• [STATED GOAL] State the number of lines with the string "handle" in them, and nothing else.

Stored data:
* start *

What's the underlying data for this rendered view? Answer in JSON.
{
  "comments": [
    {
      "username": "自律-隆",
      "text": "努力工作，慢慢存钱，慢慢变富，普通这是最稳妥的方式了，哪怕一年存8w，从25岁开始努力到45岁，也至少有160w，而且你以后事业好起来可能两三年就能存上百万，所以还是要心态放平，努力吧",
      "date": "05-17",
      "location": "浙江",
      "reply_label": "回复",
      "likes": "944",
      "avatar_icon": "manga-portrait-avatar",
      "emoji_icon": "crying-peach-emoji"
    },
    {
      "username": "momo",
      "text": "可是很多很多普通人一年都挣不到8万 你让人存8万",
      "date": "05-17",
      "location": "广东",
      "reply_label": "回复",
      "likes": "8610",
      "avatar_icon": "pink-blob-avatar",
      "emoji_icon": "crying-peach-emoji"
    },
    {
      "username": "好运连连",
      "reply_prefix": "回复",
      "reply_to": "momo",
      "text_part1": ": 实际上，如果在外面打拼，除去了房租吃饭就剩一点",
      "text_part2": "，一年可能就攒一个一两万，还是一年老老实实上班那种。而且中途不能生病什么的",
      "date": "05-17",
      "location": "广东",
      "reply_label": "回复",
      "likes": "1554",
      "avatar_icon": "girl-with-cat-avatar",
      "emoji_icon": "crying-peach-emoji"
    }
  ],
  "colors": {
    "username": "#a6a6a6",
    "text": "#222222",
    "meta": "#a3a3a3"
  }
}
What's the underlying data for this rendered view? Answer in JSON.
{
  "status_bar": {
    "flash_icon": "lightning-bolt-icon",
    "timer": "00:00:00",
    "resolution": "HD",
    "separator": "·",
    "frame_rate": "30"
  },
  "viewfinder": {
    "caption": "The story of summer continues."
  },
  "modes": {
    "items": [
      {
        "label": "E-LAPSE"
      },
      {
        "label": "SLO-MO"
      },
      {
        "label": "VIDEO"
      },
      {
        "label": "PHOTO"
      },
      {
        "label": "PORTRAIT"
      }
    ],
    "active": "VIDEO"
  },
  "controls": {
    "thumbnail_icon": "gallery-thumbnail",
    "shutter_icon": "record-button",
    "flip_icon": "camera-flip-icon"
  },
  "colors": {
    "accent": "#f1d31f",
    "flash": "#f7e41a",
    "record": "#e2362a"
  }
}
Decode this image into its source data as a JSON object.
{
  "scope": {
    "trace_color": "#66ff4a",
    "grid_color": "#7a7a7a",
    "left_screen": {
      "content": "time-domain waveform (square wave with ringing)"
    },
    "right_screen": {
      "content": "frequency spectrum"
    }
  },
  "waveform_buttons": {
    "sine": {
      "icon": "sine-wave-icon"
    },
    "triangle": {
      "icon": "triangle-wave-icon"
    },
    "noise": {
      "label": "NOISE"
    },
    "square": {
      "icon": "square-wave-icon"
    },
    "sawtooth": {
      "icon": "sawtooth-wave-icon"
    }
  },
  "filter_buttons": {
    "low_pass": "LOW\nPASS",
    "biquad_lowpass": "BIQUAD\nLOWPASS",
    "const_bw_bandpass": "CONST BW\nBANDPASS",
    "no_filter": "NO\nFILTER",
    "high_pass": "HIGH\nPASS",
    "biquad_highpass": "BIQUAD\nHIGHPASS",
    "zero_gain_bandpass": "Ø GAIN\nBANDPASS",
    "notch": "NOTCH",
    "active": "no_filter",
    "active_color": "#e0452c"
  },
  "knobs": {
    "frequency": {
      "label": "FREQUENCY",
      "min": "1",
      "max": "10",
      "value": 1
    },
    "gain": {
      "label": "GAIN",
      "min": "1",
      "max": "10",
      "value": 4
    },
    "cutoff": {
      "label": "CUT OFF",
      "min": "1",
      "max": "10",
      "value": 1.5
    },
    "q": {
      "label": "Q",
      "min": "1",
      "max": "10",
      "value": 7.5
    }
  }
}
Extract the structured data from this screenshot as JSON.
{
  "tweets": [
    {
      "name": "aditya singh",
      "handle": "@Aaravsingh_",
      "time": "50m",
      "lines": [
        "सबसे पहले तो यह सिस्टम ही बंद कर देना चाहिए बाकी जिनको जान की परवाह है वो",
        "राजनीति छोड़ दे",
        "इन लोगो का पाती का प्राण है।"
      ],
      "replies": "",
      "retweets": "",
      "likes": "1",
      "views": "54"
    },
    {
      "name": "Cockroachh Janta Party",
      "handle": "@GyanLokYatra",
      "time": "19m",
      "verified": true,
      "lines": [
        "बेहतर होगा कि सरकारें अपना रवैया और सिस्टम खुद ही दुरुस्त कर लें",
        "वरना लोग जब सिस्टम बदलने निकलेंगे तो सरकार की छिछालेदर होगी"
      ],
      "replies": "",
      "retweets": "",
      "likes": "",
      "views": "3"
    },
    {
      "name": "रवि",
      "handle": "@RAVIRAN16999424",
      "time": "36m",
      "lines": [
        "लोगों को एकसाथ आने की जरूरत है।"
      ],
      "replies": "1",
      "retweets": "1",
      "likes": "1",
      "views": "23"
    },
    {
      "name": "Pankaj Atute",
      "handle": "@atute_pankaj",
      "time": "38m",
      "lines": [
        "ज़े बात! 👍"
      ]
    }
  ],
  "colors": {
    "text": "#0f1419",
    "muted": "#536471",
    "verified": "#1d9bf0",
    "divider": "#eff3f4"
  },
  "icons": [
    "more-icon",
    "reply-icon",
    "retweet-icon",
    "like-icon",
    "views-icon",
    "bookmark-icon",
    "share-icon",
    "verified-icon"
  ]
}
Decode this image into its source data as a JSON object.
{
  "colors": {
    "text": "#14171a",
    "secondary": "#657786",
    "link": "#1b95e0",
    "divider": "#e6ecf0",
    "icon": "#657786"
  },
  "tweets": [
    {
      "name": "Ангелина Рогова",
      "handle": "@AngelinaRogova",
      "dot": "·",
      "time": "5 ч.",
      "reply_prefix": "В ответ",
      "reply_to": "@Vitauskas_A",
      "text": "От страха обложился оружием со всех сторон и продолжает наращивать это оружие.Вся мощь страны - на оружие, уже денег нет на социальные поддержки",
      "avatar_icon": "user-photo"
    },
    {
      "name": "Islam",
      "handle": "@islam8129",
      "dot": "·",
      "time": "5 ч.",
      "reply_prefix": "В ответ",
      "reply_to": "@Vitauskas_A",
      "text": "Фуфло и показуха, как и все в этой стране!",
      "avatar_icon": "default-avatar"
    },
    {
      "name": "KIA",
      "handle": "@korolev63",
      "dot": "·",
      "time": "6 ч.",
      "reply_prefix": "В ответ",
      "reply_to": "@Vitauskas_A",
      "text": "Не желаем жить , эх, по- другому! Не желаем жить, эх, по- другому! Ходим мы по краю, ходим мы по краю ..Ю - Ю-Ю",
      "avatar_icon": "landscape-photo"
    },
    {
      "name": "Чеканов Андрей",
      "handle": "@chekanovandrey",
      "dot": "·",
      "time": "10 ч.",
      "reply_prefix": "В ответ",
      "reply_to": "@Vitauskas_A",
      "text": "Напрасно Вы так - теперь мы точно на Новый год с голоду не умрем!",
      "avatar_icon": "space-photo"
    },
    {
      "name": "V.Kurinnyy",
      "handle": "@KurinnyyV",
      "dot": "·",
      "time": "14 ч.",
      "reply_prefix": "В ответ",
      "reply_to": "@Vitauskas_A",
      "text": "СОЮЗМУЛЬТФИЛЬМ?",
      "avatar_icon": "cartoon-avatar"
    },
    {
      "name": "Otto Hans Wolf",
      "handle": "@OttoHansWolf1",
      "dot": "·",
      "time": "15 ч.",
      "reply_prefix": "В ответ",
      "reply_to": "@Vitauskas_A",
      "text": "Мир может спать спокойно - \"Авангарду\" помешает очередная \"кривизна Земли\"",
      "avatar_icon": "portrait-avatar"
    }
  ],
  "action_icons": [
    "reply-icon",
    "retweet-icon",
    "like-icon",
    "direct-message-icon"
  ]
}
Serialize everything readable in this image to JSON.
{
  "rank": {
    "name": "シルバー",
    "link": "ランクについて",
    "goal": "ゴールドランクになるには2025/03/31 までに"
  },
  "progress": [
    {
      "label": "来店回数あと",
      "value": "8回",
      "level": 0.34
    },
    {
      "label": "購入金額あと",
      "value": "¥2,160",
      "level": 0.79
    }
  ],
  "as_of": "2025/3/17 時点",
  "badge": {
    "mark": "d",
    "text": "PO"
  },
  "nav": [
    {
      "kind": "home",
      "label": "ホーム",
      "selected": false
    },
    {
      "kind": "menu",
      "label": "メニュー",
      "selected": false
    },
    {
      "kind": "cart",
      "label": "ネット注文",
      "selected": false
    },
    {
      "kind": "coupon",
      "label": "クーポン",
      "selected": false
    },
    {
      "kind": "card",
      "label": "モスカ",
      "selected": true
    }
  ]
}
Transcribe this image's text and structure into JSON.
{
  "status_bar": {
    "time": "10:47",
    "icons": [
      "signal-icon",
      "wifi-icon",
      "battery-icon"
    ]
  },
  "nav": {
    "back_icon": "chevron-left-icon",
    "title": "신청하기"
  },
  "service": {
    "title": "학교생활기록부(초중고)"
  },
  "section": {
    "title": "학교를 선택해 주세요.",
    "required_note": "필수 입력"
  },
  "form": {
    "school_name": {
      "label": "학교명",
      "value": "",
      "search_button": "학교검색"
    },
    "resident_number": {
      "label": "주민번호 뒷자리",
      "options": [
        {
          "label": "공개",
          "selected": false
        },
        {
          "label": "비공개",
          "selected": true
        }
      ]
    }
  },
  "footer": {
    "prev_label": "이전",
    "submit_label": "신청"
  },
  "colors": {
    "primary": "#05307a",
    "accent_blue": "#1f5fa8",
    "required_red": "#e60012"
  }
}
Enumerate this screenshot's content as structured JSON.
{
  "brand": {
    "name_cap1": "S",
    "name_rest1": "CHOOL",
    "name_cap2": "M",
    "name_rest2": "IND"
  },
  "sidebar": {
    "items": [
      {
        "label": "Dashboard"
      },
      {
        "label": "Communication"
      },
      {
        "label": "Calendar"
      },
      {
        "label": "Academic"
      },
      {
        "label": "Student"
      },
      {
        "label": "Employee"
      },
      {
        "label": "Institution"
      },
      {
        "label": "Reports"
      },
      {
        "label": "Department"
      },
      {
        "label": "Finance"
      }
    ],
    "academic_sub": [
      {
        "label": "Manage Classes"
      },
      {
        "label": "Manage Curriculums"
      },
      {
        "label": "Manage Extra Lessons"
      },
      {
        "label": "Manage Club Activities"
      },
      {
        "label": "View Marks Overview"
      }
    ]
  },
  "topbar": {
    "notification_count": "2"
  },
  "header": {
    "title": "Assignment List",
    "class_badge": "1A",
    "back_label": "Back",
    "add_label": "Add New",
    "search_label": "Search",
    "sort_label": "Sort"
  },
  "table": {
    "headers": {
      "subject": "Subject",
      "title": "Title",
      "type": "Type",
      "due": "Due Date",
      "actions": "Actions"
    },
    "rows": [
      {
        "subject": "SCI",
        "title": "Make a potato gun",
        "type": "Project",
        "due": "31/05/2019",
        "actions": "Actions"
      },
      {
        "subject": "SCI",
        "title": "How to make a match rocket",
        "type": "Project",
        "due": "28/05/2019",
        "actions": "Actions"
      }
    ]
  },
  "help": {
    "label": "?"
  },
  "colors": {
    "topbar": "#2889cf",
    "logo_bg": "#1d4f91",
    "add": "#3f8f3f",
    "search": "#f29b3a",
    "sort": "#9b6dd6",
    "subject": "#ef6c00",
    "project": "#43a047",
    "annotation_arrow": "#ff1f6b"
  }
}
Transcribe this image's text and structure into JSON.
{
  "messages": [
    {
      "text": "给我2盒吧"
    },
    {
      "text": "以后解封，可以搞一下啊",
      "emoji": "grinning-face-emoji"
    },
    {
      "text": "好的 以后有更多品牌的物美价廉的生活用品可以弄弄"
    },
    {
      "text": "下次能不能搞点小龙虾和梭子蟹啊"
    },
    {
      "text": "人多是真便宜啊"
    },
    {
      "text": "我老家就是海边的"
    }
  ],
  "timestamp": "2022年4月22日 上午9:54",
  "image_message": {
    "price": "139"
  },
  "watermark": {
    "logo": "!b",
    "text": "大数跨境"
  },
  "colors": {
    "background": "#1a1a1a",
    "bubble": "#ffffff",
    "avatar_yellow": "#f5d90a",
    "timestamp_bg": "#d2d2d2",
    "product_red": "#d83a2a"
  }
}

* end *

• [RESULT OF THIS TASK] 10